# [Texto mostrado]

┌──

Según el humanismo (o eso se le critica), el ser humano es algo así como el soberano del universo, el único sujeto que posee auténtica dignidad moral, verdaderos derechos y, por lo tanto, libertad, capacidad y legitimidad para poner al resto de la naturaleza a su servicio.³ Y habría sido el abuso de esta capacidad de dominio lo que habría desatado, en último término, esta «serie de catastróficas desdichas» que nos están poniendo contra las cuerdas como civilización. La filósofa española Marina Garcés ha resumido recientemente dicha situación con la fórmula nada halagüeña de la condición póstuma.⁴ En realidad, el panorama intelectual de nuestros días está teñido de un oscuro tono de sospecha hacia ese humanismo que, desde los tiempos de la Ilustración, nos aseguraba un progreso universal y cuasi eterno basado en el conocimiento científico-técnico, en el crecimiento económico y en la democracia. Hoy se sospecha si el capitalismo no habrá herido de muerte el equilibrio medioambiental del que depende nuestra existencia misma como sociedad; si el resto de los seres vivos y, en particular, aquellos animales capaces de sentir, no poseerán derechos al mismo nivel que los humanos y no habremos estado cometiendo con ellos, por tanto, un crimen secular mucho más grave, por su magnitud, que el Holocausto; si la visión del hombre característica del humanismo ilustrado no será solamente una excusa para promover los privilegios de los sectores más poderosos de la sociedad (especialmente los varones blancos y ricos); en definitiva, si no habrá llegado la hora de aprovechar el apocalipsis, cuyo prólogo estaríamos contemplando, para sustituir ese humanismo por una nueva cosmovisión filosófica que oriente de manera novedosa y salvífica nuestras interacciones con las otras personas y con la naturaleza que nos rodea.

└──

# [Filas de datos]
┌──

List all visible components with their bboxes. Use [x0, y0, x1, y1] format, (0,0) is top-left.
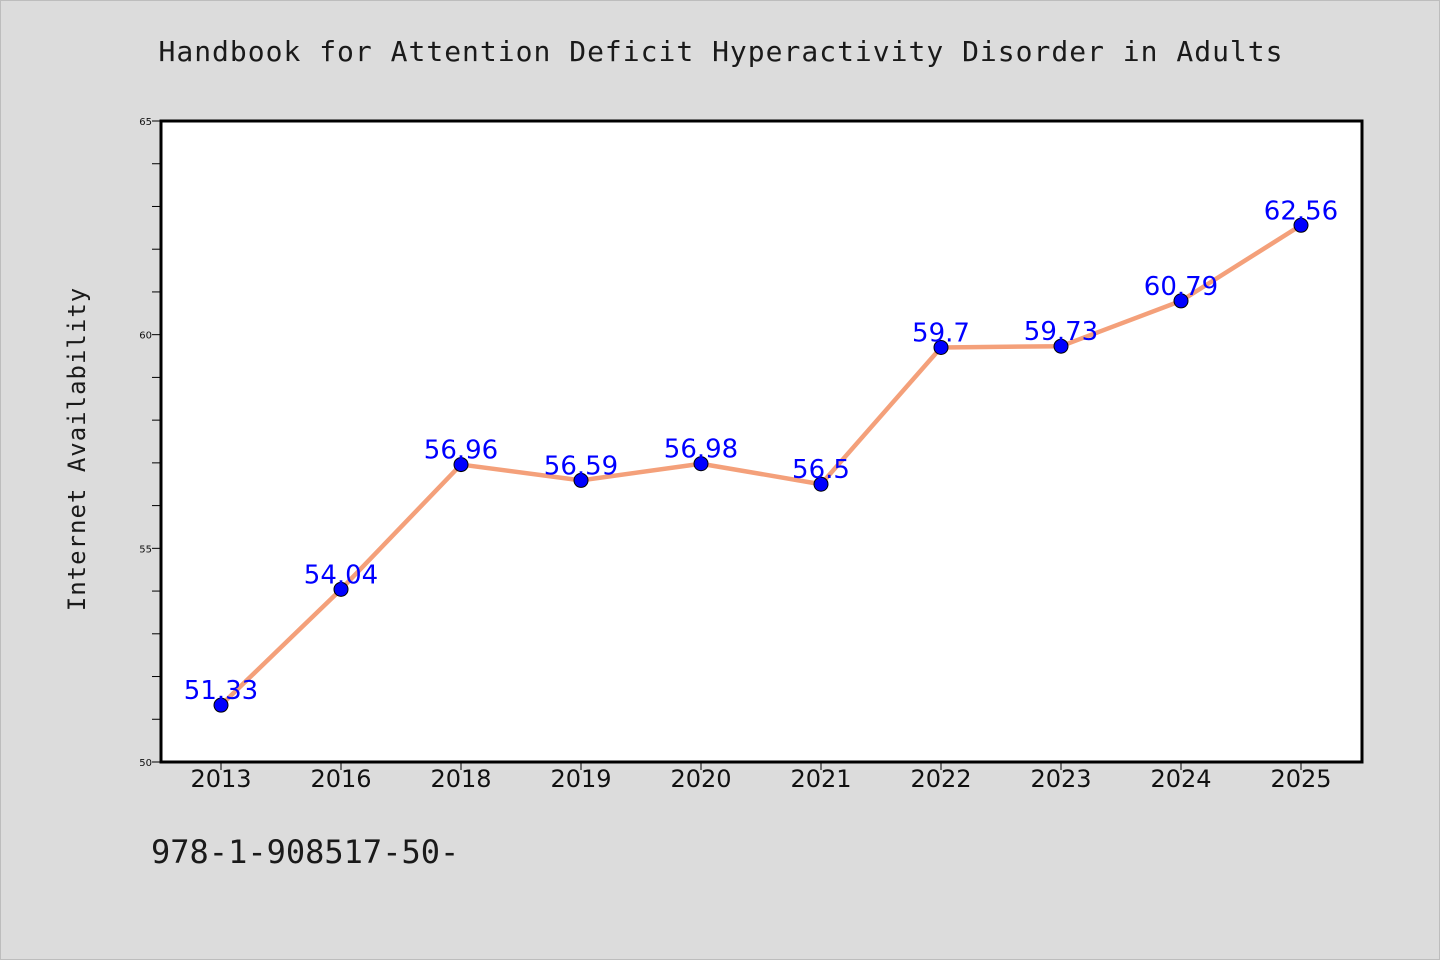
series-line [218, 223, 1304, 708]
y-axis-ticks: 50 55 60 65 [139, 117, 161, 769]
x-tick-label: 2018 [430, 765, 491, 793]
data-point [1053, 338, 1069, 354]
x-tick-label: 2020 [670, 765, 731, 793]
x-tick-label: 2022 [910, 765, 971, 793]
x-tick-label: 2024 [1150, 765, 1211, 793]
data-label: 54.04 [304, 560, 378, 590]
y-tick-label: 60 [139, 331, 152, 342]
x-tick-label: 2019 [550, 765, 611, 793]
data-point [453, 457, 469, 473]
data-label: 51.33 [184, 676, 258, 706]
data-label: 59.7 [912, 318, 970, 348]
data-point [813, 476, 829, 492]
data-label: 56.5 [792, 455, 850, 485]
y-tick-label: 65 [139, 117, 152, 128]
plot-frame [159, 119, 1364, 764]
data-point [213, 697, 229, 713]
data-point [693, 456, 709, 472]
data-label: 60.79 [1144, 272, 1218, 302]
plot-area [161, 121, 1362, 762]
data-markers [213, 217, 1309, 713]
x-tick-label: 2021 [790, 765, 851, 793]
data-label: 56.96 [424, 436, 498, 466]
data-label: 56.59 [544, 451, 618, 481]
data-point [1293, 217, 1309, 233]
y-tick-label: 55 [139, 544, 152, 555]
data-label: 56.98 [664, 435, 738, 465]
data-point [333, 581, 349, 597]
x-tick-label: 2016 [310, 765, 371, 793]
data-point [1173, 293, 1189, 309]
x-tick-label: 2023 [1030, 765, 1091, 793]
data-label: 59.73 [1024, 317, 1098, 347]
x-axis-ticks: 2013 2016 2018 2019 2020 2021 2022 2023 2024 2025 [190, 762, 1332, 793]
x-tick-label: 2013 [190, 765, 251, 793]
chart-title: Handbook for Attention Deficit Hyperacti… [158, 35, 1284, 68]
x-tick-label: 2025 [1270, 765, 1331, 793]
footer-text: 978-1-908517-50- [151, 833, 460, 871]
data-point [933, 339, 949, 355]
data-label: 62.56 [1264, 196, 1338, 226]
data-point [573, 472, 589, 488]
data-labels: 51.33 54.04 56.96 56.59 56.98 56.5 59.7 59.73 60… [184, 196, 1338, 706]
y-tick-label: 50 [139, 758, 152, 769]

└──
┌──

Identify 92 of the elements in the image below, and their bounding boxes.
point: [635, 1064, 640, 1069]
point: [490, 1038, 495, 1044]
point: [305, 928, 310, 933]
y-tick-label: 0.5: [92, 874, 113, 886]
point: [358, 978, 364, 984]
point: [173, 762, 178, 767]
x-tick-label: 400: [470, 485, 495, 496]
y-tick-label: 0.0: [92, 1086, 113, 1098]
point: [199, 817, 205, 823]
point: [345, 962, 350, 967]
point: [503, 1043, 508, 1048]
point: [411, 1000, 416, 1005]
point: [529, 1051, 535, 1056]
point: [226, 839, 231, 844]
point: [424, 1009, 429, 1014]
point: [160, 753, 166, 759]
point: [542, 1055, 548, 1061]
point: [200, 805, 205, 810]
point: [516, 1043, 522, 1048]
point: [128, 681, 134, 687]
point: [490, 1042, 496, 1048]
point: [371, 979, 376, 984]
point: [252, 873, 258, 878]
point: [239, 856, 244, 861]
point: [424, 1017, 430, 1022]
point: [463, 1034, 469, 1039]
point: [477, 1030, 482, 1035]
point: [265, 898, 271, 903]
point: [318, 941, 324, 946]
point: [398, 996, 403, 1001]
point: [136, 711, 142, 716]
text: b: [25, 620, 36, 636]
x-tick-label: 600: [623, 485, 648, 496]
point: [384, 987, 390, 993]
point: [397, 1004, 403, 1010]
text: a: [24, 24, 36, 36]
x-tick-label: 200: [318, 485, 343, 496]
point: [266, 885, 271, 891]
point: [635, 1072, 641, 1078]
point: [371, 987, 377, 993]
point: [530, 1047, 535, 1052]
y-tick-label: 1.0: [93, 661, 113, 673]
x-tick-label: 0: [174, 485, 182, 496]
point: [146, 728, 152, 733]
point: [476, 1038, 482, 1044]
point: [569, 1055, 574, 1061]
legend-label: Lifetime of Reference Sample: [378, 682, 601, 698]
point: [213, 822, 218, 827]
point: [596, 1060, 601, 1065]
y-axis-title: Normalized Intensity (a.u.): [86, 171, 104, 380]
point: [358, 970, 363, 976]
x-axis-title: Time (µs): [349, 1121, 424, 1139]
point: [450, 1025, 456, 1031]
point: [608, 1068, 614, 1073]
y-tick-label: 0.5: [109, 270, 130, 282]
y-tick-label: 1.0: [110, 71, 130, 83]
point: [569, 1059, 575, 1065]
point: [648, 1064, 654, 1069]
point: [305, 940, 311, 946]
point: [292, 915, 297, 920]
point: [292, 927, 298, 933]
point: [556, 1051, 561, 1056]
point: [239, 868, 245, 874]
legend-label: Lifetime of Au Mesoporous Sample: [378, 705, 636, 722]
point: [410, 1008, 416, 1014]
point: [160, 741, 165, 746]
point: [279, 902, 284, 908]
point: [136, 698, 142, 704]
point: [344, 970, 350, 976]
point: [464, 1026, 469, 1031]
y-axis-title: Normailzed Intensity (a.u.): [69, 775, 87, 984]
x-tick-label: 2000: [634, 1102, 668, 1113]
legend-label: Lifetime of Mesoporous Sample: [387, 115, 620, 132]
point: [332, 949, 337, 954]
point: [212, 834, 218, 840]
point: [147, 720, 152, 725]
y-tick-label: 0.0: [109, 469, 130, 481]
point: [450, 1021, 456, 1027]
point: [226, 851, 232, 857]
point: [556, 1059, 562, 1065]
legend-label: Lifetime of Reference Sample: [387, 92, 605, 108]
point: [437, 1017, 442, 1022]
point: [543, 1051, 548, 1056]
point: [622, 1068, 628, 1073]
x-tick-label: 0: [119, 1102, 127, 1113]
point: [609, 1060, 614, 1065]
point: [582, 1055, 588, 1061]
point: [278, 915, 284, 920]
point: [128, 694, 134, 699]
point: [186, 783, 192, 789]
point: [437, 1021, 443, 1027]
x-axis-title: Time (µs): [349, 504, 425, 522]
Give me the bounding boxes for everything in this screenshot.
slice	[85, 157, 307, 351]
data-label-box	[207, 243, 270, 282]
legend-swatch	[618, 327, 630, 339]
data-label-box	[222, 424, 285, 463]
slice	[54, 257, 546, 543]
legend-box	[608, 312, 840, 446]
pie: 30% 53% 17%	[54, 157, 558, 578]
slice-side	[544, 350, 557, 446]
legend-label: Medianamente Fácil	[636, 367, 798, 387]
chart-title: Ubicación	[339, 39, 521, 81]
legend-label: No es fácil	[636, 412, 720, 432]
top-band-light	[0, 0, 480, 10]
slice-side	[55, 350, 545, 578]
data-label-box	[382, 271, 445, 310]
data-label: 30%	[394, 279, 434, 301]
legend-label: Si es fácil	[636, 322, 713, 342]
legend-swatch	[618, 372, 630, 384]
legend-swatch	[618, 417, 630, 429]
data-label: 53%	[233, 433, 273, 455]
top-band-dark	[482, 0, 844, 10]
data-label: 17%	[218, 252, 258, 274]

└──

# [Enunciado]
Conteste, según el texto sobre el humanismo, las siguientes preguntas:
1. ¿Con qué fórmula ha resumido Marina Garcés la situación actual?
2. ¿En qué tres bases se apoyaba el progreso que prometía el humanismo desde la Ilustración?
3. ¿Con qué crimen se compara el trato dado a los animales capaces de sentir?

# [Solución]
1. Con la fórmula de la condición póstuma.
2. En el conocimiento científico-técnico, en el crecimiento económico y en la democracia.
3. Con el Holocausto.